> [Rows]:
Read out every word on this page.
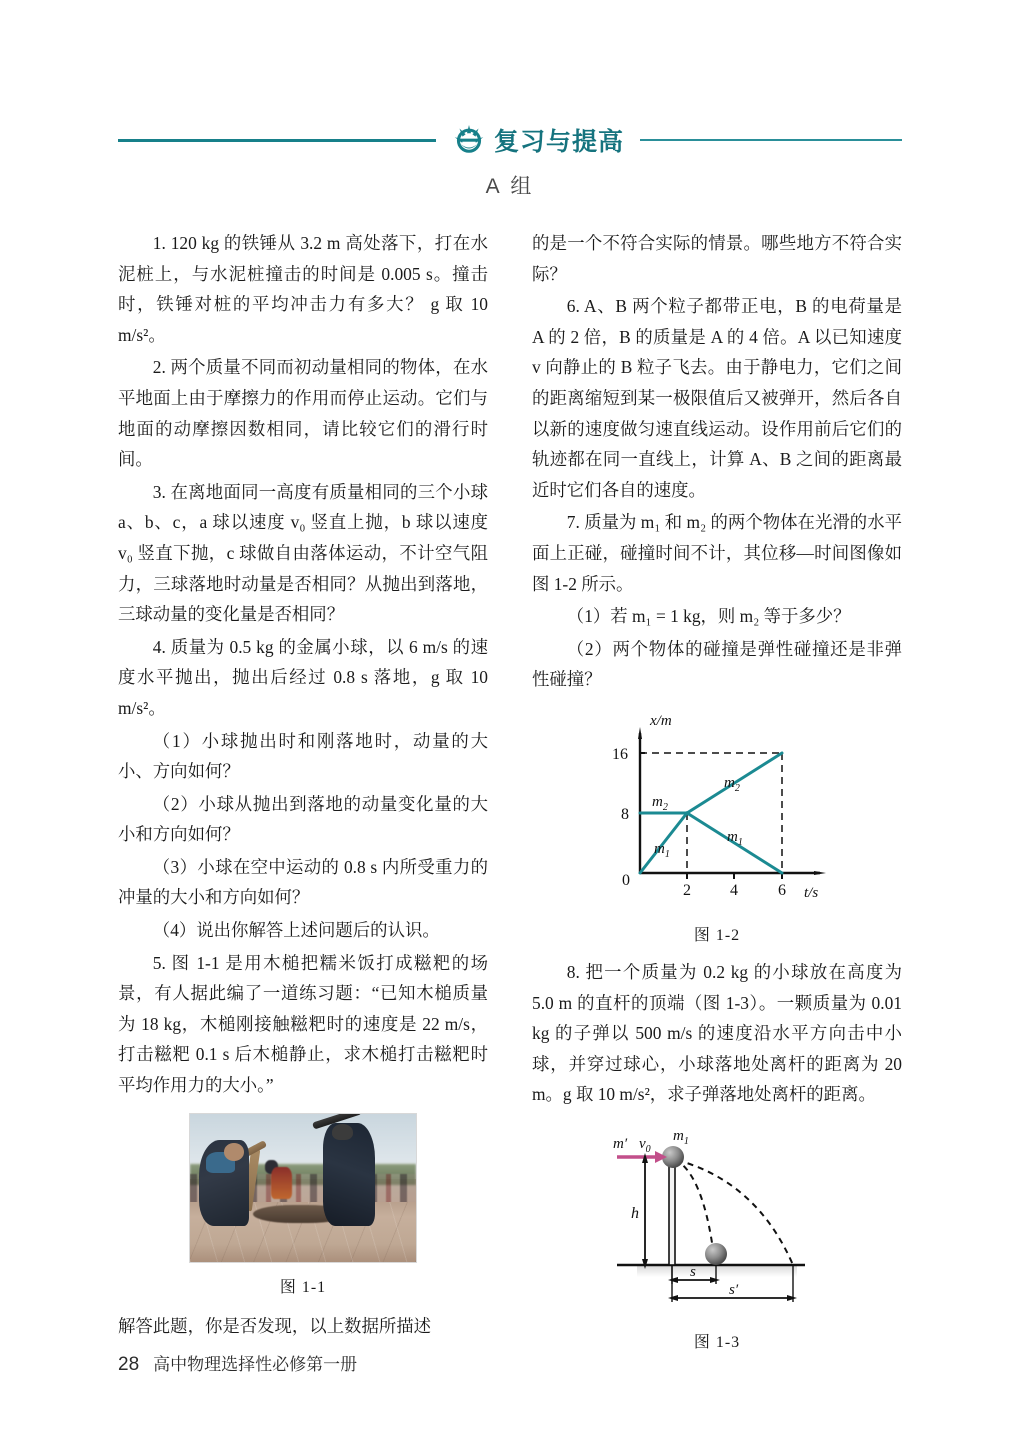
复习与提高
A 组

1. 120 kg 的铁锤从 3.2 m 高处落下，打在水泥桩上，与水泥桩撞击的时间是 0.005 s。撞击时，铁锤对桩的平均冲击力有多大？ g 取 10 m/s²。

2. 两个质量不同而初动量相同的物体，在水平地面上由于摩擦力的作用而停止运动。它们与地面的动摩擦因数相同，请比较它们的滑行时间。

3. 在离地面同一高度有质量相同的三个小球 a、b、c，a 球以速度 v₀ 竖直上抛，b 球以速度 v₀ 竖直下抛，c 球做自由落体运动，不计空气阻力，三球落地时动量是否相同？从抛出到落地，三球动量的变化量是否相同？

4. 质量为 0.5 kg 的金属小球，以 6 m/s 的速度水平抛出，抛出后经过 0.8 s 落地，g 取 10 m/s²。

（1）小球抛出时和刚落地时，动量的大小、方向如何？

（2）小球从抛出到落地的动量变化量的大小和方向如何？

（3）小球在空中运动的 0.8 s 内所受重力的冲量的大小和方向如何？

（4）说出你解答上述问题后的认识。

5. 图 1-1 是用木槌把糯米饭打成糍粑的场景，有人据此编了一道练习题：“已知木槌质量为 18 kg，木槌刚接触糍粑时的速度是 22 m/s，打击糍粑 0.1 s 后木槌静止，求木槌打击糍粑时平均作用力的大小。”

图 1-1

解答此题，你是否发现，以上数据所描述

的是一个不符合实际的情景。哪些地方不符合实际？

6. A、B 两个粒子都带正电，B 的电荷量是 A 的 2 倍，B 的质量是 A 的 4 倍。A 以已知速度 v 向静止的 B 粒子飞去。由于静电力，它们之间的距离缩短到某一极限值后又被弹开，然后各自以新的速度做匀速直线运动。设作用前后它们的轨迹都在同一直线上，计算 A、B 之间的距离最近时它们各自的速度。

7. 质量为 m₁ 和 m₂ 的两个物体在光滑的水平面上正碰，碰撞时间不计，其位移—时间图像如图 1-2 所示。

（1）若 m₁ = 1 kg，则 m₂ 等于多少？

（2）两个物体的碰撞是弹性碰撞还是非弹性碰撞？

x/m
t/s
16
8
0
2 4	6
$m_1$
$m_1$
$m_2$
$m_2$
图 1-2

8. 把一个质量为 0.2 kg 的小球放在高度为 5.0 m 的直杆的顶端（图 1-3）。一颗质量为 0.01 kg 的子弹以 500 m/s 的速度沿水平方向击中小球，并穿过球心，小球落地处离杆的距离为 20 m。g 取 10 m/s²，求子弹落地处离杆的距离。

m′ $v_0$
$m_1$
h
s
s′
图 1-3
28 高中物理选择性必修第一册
...
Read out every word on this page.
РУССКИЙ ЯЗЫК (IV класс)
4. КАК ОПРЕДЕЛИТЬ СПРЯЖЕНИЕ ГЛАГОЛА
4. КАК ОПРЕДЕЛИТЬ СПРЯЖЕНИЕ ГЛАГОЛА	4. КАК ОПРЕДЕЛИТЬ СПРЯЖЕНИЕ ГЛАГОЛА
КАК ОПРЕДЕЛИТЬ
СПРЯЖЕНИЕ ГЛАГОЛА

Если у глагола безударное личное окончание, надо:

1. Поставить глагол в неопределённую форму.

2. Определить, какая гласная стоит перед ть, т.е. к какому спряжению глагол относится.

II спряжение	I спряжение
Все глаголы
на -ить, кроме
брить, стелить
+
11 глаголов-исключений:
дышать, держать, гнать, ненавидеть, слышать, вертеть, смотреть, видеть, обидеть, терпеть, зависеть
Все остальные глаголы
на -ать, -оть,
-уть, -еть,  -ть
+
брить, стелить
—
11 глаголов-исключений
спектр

> [Task instructions]: Pick out every line above that holds the word "исключений" and copy it.

> [Output for this exercise]:
11 глаголов-исключений:
11 глаголов-исключений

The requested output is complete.